_What this task involves:_
Could you write out the records below exactly as they appear?

+---+

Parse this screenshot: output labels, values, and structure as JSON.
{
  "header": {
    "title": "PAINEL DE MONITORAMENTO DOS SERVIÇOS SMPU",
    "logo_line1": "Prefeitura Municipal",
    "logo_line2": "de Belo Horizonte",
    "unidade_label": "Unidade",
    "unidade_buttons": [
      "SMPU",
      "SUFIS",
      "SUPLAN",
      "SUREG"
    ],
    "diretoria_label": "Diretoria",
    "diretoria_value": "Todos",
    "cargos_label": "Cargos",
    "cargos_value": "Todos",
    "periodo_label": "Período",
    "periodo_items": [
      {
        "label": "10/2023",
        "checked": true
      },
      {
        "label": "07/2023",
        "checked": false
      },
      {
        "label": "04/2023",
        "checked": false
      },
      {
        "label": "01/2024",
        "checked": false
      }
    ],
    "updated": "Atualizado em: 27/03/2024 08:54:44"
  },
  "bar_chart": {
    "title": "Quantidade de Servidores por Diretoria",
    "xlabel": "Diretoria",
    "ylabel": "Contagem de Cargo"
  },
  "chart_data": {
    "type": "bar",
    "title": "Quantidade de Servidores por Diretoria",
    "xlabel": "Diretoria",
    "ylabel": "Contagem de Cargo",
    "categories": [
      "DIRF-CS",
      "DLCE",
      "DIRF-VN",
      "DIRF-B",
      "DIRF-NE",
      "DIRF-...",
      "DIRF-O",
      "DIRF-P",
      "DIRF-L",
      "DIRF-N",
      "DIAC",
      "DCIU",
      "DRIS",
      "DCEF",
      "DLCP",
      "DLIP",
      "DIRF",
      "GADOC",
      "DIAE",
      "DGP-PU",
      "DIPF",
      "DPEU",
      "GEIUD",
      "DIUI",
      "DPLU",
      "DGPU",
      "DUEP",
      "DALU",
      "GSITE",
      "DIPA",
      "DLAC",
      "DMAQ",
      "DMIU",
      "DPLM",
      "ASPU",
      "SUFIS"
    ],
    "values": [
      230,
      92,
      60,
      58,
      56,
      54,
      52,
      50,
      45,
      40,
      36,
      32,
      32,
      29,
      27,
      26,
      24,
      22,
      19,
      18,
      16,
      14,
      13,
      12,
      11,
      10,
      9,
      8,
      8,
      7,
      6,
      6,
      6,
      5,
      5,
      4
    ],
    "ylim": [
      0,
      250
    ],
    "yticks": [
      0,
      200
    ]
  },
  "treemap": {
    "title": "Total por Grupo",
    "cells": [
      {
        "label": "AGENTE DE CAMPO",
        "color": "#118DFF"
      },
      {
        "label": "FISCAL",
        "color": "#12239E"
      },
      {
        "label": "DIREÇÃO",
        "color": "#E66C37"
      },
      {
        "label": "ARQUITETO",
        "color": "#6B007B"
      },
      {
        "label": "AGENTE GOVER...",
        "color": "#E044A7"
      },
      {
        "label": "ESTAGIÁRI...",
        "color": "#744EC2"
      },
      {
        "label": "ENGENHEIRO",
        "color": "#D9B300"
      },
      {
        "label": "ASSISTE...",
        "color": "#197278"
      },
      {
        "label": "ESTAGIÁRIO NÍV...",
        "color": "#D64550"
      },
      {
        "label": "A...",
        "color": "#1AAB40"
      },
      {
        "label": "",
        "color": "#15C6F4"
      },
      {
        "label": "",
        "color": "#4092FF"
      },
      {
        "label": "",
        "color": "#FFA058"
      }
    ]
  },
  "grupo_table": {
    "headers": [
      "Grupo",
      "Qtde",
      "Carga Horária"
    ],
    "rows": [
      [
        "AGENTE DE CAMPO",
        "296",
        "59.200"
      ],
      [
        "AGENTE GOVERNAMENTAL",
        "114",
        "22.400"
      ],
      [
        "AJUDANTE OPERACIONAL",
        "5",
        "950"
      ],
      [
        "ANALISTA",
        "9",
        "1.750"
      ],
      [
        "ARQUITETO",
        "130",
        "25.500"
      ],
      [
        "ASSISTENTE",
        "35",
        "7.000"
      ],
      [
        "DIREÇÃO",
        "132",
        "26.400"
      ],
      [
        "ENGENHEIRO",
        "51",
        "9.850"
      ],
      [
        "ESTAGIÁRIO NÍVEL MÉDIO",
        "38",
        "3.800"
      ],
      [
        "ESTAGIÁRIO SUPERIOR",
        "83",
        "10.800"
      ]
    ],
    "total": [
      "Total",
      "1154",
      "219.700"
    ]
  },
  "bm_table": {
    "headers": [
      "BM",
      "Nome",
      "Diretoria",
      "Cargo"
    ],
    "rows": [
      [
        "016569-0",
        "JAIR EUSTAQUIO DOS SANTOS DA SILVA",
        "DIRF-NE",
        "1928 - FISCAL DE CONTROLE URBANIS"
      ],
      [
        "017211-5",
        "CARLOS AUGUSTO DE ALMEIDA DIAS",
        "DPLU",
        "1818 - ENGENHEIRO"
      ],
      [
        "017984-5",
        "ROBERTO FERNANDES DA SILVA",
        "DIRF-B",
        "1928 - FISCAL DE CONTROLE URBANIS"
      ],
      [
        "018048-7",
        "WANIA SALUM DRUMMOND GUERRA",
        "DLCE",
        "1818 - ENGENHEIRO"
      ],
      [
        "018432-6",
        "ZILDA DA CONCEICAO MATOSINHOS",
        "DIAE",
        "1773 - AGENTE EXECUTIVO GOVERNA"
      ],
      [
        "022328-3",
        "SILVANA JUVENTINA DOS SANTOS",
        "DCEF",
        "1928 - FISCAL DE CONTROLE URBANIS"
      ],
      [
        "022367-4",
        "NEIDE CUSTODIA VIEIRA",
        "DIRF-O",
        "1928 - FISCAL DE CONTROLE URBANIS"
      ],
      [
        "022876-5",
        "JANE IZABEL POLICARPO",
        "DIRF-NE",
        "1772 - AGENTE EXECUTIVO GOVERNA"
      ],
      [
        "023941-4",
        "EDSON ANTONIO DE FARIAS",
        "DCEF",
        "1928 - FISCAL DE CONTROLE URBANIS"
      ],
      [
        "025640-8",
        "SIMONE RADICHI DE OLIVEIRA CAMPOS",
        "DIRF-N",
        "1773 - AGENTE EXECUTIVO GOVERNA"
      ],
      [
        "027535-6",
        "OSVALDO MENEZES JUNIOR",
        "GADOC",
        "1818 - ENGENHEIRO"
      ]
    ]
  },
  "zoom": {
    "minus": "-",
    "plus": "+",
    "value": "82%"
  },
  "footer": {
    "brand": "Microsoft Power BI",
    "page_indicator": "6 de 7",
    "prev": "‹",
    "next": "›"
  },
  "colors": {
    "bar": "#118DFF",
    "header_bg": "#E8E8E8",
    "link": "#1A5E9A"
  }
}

+---+

_Reply:_
Parse this screenshot: output labels, values, and structure as JSON.
{
  "header": {
    "title": "PAINEL DE MONITORAMENTO DOS SERVIÇOS SMPU",
    "logo_line1": "Prefeitura Municipal",
    "logo_line2": "de Belo Horizonte",
    "unidade_label": "Unidade",
    "unidade_buttons": [
      "SMPU",
      "SUFIS",
      "SUPLAN",
      "SUREG"
    ],
    "diretoria_label": "Diretoria",
    "diretoria_value": "Todos",
    "cargos_label": "Cargos",
    "cargos_value": "Todos",
    "periodo_label": "Período",
    "periodo_items": [
      {
        "label": "10/2023",
        "checked": true
      },
      {
        "label": "07/2023",
        "checked": false
      },
      {
        "label": "04/2023",
        "checked": false
      },
      {
        "label": "01/2024",
        "checked": false
      }
    ],
    "updated": "Atualizado em: 27/03/2024 08:54:44"
  },
  "bar_chart": {
    "title": "Quantidade de Servidores por Diretoria",
    "xlabel": "Diretoria",
    "ylabel": "Contagem de Cargo"
  },
  "chart_data": {
    "type": "bar",
    "title": "Quantidade de Servidores por Diretoria",
    "xlabel": "Diretoria",
    "ylabel": "Contagem de Cargo",
    "categories": [
      "DIRF-CS",
      "DLCE",
      "DIRF-VN",
      "DIRF-B",
      "DIRF-NE",
      "DIRF-...",
      "DIRF-O",
      "DIRF-P",
      "DIRF-L",
      "DIRF-N",
      "DIAC",
      "DCIU",
      "DRIS",
      "DCEF",
      "DLCP",
      "DLIP",
      "DIRF",
      "GADOC",
      "DIAE",
      "DGP-PU",
      "DIPF",
      "DPEU",
      "GEIUD",
      "DIUI",
      "DPLU",
      "DGPU",
      "DUEP",
      "DALU",
      "GSITE",
      "DIPA",
      "DLAC",
      "DMAQ",
      "DMIU",
      "DPLM",
      "ASPU",
      "SUFIS"
    ],
    "values": [
      230,
      92,
      60,
      58,
      56,
      54,
      52,
      50,
      45,
      40,
      36,
      32,
      32,
      29,
      27,
      26,
      24,
      22,
      19,
      18,
      16,
      14,
      13,
      12,
      11,
      10,
      9,
      8,
      8,
      7,
      6,
      6,
      6,
      5,
      5,
      4
    ],
    "ylim": [
      0,
      250
    ],
    "yticks": [
      0,
      200
    ]
  },
  "treemap": {
    "title": "Total por Grupo",
    "cells": [
      {
        "label": "AGENTE DE CAMPO",
        "color": "#118DFF"
      },
      {
        "label": "FISCAL",
        "color": "#12239E"
      },
      {
        "label": "DIREÇÃO",
        "color": "#E66C37"
      },
      {
        "label": "ARQUITETO",
        "color": "#6B007B"
      },
      {
        "label": "AGENTE GOVER...",
        "color": "#E044A7"
      },
      {
        "label": "ESTAGIÁRI...",
        "color": "#744EC2"
      },
      {
        "label": "ENGENHEIRO",
        "color": "#D9B300"
      },
      {
        "label": "ASSISTE...",
        "color": "#197278"
      },
      {
        "label": "ESTAGIÁRIO NÍV...",
        "color": "#D64550"
      },
      {
        "label": "A...",
        "color": "#1AAB40"
      },
      {
        "label": "",
        "color": "#15C6F4"
      },
      {
        "label": "",
        "color": "#4092FF"
      },
      {
        "label": "",
        "color": "#FFA058"
      }
    ]
  },
  "grupo_table": {
    "headers": [
      "Grupo",
      "Qtde",
      "Carga Horária"
    ],
    "rows": [
      [
        "AGENTE DE CAMPO",
        "296",
        "59.200"
      ],
      [
        "AGENTE GOVERNAMENTAL",
        "114",
        "22.400"
      ],
      [
        "AJUDANTE OPERACIONAL",
        "5",
        "950"
      ],
      [
        "ANALISTA",
        "9",
        "1.750"
      ],
      [
        "ARQUITETO",
        "130",
        "25.500"
      ],
      [
        "ASSISTENTE",
        "35",
        "7.000"
      ],
      [
        "DIREÇÃO",
        "132",
        "26.400"
      ],
      [
        "ENGENHEIRO",
        "51",
        "9.850"
      ],
      [
        "ESTAGIÁRIO NÍVEL MÉDIO",
        "38",
        "3.800"
      ],
      [
        "ESTAGIÁRIO SUPERIOR",
        "83",
        "10.800"
      ]
    ],
    "total": [
      "Total",
      "1154",
      "219.700"
    ]
  },
  "bm_table": {
    "headers": [
      "BM",
      "Nome",
      "Diretoria",
      "Cargo"
    ],
    "rows": [
      [
        "016569-0",
        "JAIR EUSTAQUIO DOS SANTOS DA SILVA",
        "DIRF-NE",
        "1928 - FISCAL DE CONTROLE URBANIS"
      ],
      [
        "017211-5",
        "CARLOS AUGUSTO DE ALMEIDA DIAS",
        "DPLU",
        "1818 - ENGENHEIRO"
      ],
      [
        "017984-5",
        "ROBERTO FERNANDES DA SILVA",
        "DIRF-B",
        "1928 - FISCAL DE CONTROLE URBANIS"
      ],
      [
        "018048-7",
        "WANIA SALUM DRUMMOND GUERRA",
        "DLCE",
        "1818 - ENGENHEIRO"
      ],
      [
        "018432-6",
        "ZILDA DA CONCEICAO MATOSINHOS",
        "DIAE",
        "1773 - AGENTE EXECUTIVO GOVERNA"
      ],
      [
        "022328-3",
        "SILVANA JUVENTINA DOS SANTOS",
        "DCEF",
        "1928 - FISCAL DE CONTROLE URBANIS"
      ],
      [
        "022367-4",
        "NEIDE CUSTODIA VIEIRA",
        "DIRF-O",
        "1928 - FISCAL DE CONTROLE URBANIS"
      ],
      [
        "022876-5",
        "JANE IZABEL POLICARPO",
        "DIRF-NE",
        "1772 - AGENTE EXECUTIVO GOVERNA"
      ],
      [
        "023941-4",
        "EDSON ANTONIO DE FARIAS",
        "DCEF",
        "1928 - FISCAL DE CONTROLE URBANIS"
      ],
      [
        "025640-8",
        "SIMONE RADICHI DE OLIVEIRA CAMPOS",
        "DIRF-N",
        "1773 - AGENTE EXECUTIVO GOVERNA"
      ],
      [
        "027535-6",
        "OSVALDO MENEZES JUNIOR",
        "GADOC",
        "1818 - ENGENHEIRO"
      ]
    ]
  },
  "zoom": {
    "minus": "-",
    "plus": "+",
    "value": "82%"
  },
  "footer": {
    "brand": "Microsoft Power BI",
    "page_indicator": "6 de 7",
    "prev": "‹",
    "next": "›"
  },
  "colors": {
    "bar": "#118DFF",
    "header_bg": "#E8E8E8",
    "link": "#1A5E9A"
  }
}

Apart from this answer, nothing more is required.